Re: limiting hint bit I/O - Mailing list pgsql-hackers

From Robert Haas
Subject Re: limiting hint bit I/O
Date
Msg-id AANLkTikPDXtY8P7QmGZ4VNe2c6feHKCQJKaJ54CDATqB@mail.gmail.com
Whole thread Raw
In response to Re: limiting hint bit I/O  (Merlin Moncure <mmoncure@gmail.com>)
Responses Re: limiting hint bit I/O  (Tom Lane <tgl@sss.pgh.pa.us>)
List pgsql-hackers
On Wed, Jan 19, 2011 at 11:18 AM, Merlin Moncure <mmoncure@gmail.com> wrote:
> On Wed, Jan 19, 2011 at 10:44 AM, Robert Haas <robertmhaas@gmail.com> wrote:
>> Here's a new version of the patch based on some experimentation with
>> ideas I posted yesterday.  At least on my Mac laptop, this is pretty
>> effective at blunting the response time spike for the first table
>> scan, and it converges to steady-state after about 20 tables scans.
>> Rather than write every 20th page, what I've done here is make every
>> 2000'th buffer allocation grant an allowance of 100 "hint bit only"
>> writes.  All dirty pages and the next 100 pages that are
>> dirty-only-for-hint-bits get written out.  Then we stop writing the
>> dirty-only-for-hint-bits-pages until we get our next allowance of
>> writes.  The idea is to try to avoid creating a lot of random writes
>> on each scan through the table.  At least here, that seems to work
>> pretty well - the initial scan is only about 25% slower than the
>> steady state (rather than 6x or more slower).
>
> does this only impact the scan case?  in oltp scenarios you want to
> write out the bits asap, i would imagine.   what about time based
> flushing, so that only x dirty hint bit pages can be written out per
> time unit y?
☆ ☆ ☆ ☆ ☆ ☆ ☆
**Request A:** Filter the rows below and copy out each one that contains the string "icon", matching case exactly.

**Supplied records:**
☆ ☆ ☆ ☆ ☆ ☆ ☆
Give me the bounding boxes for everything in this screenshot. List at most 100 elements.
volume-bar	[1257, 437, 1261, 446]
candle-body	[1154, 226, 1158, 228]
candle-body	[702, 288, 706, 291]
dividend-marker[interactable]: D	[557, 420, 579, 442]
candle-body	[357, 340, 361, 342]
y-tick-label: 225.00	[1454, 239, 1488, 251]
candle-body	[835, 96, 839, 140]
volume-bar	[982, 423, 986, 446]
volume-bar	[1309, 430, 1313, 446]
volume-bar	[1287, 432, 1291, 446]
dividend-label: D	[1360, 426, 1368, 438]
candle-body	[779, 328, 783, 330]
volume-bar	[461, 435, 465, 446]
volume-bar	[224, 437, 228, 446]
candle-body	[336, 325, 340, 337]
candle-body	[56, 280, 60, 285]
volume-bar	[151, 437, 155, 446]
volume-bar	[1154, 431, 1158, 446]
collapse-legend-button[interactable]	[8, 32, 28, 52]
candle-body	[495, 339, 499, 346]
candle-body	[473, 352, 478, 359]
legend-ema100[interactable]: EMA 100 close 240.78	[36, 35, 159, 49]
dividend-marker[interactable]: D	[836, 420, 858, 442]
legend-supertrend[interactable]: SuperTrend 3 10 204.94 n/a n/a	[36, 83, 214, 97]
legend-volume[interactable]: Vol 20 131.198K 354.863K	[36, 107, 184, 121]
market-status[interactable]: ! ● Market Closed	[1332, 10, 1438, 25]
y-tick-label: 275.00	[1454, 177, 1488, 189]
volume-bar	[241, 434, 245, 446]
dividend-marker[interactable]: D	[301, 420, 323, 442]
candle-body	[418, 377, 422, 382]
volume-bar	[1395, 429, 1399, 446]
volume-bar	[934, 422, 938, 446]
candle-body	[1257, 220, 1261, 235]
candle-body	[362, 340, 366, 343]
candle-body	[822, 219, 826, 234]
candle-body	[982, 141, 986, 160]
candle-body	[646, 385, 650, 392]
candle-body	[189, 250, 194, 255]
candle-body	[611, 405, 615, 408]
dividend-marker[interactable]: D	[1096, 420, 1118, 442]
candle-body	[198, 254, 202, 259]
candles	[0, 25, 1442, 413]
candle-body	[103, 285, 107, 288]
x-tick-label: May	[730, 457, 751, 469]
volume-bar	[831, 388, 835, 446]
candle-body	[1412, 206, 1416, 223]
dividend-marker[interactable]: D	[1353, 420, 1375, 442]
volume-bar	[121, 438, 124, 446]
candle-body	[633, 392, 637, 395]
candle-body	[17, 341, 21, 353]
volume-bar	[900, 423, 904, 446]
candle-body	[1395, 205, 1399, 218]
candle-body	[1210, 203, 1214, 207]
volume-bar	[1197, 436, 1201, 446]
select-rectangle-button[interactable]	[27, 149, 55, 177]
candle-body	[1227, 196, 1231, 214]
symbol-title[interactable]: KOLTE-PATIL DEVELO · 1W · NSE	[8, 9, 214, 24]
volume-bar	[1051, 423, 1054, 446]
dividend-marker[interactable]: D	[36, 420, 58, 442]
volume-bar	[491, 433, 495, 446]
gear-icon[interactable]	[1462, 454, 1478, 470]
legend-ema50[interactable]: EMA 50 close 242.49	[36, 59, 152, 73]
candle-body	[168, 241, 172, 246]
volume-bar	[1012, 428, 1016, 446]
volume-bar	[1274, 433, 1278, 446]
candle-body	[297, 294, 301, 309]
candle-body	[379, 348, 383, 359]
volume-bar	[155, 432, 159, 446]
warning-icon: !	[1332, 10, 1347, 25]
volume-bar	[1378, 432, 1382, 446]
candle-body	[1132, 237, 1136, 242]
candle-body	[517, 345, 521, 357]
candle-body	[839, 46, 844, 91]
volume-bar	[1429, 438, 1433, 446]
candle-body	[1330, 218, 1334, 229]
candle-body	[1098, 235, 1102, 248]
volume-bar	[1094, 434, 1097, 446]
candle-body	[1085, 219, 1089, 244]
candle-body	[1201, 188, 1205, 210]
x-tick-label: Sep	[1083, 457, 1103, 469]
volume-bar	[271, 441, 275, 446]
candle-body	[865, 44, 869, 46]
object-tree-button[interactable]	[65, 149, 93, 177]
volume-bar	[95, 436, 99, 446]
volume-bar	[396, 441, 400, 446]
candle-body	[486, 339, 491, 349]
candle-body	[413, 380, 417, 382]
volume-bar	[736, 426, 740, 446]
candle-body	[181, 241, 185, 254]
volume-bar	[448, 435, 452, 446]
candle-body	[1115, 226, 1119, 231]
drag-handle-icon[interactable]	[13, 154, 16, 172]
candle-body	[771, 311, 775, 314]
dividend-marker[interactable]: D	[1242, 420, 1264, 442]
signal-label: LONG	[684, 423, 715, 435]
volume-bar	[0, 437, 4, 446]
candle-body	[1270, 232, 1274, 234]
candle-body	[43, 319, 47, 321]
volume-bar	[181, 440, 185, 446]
☆ ☆ ☆ ☆ ☆ ☆ ☆
**Request B:** Please transcribe the hint bit message word for word, starting with "From Robert Haas" and going on through "20 tables scans.".

**Correct answer A:**
gear-icon[interactable]	[1462, 454, 1478, 470]
warning-icon: !	[1332, 10, 1347, 25]
drag-handle-icon[interactable]	[13, 154, 16, 172]

**Correct answer B:**
From Robert Haas
Subject Re: limiting hint bit I/O
Date
Msg-id AANLkTikPDXtY8P7QmGZ4VNe2c6feHKCQJKaJ54CDATqB@mail.gmail.com
Whole thread Raw
In response to Re: limiting hint bit I/O  (Merlin Moncure <mmoncure@gmail.com>)
Responses Re: limiting hint bit I/O  (Tom Lane <tgl@sss.pgh.pa.us>)
List pgsql-hackers
On Wed, Jan 19, 2011 at 11:18 AM, Merlin Moncure <mmoncure@gmail.com> wrote:
> On Wed, Jan 19, 2011 at 10:44 AM, Robert Haas <robertmhaas@gmail.com> wrote:
>> Here's a new version of the patch based on some experimentation with
>> ideas I posted yesterday.  At least on my Mac laptop, this is pretty
>> effective at blunting the response time spike for the first table
>> scan, and it converges to steady-state after about 20 tables scans.